Recorded data
########################################

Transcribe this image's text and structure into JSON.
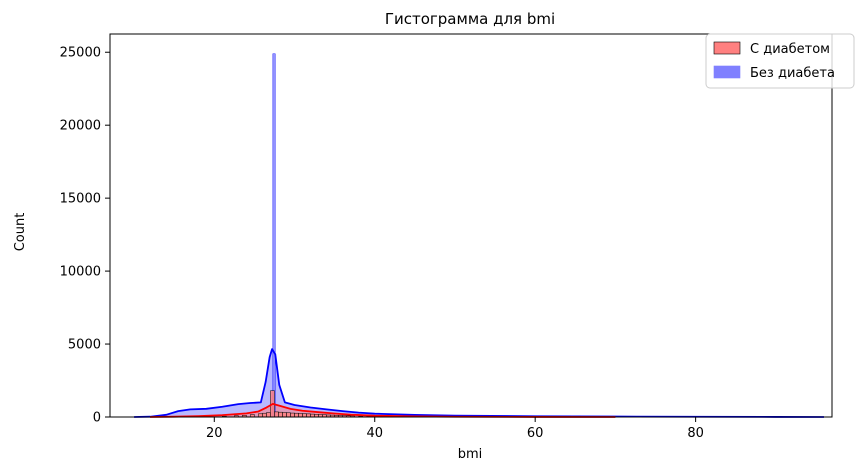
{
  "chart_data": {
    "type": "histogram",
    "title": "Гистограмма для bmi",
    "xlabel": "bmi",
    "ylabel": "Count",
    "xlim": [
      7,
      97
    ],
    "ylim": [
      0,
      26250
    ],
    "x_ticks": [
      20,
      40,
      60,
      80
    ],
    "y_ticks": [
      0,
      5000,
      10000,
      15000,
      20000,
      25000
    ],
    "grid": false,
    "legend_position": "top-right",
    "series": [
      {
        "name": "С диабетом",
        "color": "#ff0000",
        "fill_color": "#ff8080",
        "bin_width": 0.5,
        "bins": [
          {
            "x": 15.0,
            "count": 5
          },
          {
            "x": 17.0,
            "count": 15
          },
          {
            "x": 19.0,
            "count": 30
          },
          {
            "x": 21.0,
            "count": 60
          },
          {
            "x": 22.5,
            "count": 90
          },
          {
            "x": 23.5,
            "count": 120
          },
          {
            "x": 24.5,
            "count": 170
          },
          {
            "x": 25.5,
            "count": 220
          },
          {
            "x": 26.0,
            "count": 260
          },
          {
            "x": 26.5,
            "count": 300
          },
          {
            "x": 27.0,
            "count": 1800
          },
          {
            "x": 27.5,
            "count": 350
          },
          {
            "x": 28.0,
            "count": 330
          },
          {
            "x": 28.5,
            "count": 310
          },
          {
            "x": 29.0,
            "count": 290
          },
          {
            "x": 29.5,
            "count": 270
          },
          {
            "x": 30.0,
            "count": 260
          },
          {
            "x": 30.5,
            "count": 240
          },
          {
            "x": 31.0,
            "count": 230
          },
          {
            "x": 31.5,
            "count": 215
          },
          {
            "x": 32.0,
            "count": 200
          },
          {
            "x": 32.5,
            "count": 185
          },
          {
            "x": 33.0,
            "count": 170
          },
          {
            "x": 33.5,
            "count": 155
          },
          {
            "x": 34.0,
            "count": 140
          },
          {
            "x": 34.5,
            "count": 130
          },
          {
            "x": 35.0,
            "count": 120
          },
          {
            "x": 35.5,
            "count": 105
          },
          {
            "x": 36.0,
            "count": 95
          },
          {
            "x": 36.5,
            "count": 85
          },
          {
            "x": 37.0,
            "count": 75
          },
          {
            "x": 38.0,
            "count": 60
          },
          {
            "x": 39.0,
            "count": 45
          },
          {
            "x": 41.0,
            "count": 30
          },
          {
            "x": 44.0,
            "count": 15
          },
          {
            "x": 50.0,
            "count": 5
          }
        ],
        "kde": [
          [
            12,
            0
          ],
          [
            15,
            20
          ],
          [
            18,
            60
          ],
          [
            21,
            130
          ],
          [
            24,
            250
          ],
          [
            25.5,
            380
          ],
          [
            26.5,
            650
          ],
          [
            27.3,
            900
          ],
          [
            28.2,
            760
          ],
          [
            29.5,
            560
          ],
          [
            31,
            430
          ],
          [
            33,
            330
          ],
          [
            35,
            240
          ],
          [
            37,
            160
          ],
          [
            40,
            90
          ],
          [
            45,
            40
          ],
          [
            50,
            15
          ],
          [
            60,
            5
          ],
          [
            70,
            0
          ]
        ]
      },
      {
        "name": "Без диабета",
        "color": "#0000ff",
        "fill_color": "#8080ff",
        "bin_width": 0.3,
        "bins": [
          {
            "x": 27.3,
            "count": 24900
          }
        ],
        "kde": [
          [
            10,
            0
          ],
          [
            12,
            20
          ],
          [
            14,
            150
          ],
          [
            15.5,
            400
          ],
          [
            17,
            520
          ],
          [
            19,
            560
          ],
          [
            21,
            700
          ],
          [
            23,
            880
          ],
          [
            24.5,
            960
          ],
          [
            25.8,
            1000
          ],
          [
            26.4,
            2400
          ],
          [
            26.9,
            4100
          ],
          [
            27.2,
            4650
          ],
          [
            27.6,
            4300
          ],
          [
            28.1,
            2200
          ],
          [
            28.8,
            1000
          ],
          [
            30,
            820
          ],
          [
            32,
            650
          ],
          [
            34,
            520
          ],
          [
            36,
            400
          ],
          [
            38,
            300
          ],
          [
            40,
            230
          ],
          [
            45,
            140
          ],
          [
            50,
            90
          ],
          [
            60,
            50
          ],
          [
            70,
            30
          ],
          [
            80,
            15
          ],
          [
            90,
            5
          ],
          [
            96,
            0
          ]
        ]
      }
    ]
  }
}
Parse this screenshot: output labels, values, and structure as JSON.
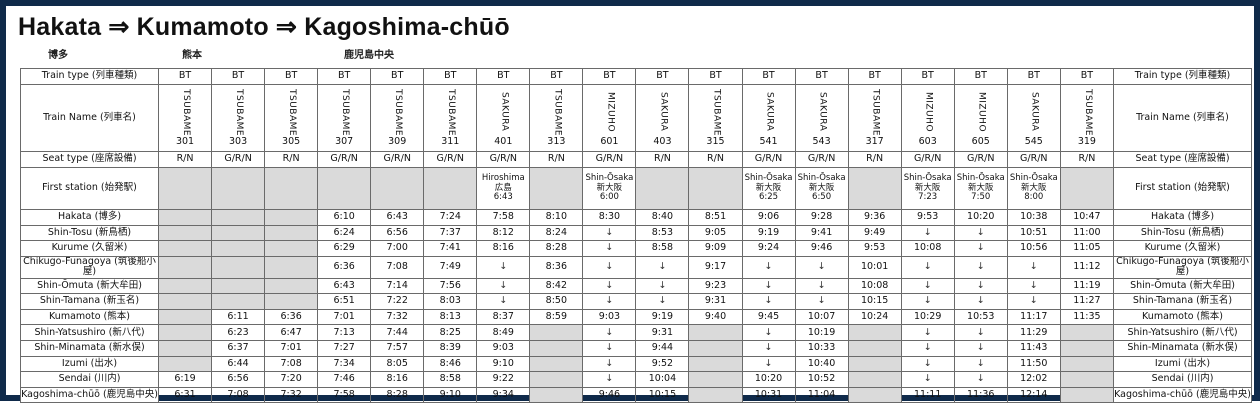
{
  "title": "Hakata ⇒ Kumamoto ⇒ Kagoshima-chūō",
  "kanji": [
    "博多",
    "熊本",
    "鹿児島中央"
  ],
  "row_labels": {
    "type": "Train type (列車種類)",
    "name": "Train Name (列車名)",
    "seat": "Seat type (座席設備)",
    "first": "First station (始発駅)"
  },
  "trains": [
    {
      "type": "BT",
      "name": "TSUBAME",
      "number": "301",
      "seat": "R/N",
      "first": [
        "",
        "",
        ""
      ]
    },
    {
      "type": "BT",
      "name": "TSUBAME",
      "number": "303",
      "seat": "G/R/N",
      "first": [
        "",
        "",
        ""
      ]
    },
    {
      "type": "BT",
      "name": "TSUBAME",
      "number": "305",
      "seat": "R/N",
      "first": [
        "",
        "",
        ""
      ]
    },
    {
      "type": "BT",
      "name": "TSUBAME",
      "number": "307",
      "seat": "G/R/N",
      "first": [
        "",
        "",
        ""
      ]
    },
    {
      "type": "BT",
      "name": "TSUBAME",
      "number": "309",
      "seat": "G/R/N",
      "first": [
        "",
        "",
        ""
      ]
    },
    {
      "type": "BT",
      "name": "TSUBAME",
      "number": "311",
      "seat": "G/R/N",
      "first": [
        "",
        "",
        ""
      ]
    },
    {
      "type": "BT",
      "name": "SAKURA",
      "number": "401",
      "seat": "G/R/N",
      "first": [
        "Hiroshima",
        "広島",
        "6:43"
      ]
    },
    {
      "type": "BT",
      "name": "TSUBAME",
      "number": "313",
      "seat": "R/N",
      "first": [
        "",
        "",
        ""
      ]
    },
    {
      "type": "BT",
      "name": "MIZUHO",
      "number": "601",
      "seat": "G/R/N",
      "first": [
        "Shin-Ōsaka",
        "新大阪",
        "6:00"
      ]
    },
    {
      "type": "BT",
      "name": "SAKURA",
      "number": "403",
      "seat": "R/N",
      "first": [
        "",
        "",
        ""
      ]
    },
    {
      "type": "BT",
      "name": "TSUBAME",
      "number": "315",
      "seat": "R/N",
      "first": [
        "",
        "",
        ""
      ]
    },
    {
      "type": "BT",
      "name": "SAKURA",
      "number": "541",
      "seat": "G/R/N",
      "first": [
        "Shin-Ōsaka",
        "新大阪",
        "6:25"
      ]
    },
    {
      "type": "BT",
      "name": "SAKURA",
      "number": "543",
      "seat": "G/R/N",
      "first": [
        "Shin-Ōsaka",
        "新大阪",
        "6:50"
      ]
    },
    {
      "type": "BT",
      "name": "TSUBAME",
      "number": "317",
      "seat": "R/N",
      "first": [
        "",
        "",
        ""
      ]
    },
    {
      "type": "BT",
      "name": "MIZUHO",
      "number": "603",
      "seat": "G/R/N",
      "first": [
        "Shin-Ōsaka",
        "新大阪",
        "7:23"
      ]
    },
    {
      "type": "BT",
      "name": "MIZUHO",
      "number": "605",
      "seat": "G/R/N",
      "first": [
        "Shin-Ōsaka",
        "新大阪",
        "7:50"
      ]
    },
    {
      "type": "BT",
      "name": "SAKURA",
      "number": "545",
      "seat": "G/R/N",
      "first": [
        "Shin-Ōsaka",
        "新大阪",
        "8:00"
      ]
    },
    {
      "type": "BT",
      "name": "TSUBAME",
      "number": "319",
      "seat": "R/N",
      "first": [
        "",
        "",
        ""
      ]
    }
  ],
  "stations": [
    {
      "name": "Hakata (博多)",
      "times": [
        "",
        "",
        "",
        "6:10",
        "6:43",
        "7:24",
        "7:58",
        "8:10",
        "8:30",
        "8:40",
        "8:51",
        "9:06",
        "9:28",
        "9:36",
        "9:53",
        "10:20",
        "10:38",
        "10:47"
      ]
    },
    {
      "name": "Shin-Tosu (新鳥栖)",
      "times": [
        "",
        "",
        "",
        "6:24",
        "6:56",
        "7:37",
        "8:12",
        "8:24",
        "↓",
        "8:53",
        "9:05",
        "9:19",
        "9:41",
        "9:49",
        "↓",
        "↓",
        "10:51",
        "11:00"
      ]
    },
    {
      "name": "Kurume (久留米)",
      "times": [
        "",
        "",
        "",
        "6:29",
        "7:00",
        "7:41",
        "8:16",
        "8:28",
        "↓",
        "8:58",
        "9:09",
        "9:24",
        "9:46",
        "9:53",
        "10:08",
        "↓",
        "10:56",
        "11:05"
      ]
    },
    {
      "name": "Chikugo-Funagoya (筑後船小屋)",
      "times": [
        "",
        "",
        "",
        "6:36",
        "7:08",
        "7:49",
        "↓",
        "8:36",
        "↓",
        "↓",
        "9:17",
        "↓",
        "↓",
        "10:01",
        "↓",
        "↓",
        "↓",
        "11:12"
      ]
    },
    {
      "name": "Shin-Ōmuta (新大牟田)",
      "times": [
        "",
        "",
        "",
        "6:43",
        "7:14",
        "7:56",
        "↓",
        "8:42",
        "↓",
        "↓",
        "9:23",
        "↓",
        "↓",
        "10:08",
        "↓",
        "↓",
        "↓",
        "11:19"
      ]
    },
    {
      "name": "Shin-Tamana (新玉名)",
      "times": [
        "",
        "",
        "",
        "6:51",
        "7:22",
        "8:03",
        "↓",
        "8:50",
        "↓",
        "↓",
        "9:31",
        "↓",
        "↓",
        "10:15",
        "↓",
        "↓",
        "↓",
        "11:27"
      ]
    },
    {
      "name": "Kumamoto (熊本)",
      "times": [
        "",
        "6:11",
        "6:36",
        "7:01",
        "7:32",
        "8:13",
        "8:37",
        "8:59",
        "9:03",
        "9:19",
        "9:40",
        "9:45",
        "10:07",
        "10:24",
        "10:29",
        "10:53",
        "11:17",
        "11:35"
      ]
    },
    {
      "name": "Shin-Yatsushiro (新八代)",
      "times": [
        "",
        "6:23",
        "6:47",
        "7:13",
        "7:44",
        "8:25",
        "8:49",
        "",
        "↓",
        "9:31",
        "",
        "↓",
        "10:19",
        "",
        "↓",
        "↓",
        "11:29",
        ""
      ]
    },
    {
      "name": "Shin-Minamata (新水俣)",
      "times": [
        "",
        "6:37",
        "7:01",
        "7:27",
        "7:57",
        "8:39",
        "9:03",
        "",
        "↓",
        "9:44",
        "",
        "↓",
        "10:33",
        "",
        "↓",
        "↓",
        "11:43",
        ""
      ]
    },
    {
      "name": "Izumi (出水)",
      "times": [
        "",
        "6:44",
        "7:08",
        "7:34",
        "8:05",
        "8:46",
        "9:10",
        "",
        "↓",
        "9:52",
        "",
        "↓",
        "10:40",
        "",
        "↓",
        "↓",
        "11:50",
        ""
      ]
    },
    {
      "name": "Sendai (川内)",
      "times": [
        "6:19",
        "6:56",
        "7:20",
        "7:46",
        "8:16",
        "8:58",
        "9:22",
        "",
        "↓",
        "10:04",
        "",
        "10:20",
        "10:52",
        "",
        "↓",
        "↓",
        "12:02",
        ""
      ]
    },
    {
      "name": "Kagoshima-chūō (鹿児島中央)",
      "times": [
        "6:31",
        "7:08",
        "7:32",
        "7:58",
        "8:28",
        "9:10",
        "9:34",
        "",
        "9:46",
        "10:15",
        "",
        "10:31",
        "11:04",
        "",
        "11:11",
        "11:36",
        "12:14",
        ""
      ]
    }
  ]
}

########################################

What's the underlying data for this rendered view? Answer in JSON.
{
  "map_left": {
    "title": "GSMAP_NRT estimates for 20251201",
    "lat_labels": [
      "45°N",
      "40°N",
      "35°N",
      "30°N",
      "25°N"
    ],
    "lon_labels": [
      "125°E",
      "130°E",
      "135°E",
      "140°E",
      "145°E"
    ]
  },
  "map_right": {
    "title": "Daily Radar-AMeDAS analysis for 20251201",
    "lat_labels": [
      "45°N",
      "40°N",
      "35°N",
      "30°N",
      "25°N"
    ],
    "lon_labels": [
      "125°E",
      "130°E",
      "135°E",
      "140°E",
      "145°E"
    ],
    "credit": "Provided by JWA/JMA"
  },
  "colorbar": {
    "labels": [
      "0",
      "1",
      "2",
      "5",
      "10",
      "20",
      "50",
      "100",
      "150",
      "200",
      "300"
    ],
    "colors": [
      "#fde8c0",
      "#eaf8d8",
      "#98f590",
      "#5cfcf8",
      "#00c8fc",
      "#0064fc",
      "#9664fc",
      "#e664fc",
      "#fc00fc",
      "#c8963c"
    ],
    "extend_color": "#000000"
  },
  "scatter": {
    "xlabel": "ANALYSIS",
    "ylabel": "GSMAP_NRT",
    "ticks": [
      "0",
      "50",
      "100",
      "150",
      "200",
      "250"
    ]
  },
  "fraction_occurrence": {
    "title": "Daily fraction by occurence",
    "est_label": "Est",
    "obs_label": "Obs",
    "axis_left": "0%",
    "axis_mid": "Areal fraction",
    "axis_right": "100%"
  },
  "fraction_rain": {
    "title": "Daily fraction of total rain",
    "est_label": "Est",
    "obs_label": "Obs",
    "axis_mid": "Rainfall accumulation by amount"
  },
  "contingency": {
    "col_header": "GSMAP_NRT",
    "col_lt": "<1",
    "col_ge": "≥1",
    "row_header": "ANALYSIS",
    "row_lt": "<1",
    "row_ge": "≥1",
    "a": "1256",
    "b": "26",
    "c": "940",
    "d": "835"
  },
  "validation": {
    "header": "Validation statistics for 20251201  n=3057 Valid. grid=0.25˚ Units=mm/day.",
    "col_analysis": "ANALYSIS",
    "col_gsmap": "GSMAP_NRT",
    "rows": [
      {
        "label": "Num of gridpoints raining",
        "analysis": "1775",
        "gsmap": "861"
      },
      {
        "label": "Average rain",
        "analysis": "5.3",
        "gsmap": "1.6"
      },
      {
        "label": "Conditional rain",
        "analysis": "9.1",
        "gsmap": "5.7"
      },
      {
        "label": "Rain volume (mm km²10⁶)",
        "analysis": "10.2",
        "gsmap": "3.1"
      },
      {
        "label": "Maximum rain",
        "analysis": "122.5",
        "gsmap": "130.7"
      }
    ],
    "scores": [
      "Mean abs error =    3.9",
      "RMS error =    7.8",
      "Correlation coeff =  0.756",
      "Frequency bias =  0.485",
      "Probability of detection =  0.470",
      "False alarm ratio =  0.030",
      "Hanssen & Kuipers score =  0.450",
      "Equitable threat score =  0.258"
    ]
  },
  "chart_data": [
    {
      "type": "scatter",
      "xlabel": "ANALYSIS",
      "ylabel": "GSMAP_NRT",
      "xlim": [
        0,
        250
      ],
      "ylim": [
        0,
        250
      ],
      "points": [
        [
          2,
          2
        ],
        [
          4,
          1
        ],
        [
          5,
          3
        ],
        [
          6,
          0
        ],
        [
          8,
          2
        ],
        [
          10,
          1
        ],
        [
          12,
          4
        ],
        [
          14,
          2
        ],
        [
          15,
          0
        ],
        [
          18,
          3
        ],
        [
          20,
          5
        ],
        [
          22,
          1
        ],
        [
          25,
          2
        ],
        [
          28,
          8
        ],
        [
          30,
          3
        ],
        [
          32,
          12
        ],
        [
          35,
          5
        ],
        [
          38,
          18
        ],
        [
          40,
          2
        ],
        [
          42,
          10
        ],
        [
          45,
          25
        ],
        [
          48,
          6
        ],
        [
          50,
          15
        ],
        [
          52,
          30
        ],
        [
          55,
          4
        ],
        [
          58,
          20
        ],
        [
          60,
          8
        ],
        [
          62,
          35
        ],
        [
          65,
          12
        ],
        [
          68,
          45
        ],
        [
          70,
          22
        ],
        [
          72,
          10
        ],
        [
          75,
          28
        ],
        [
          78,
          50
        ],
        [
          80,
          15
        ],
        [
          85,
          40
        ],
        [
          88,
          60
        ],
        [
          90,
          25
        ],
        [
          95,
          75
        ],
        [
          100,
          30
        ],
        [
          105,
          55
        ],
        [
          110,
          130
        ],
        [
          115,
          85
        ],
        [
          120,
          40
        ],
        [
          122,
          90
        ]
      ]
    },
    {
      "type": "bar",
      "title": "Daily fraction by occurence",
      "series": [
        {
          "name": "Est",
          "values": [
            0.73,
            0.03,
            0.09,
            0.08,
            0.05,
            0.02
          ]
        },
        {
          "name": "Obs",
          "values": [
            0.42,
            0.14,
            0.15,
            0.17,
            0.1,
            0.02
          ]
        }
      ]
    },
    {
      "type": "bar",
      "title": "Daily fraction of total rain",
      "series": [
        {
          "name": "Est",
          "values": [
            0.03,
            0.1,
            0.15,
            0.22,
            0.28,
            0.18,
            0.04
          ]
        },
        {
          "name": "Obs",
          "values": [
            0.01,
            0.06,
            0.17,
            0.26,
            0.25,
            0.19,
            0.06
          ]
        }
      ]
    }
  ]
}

########################################

**Brief**
Reply with only the number of lines in the material above where the string "this" appears.

**Full answer**
3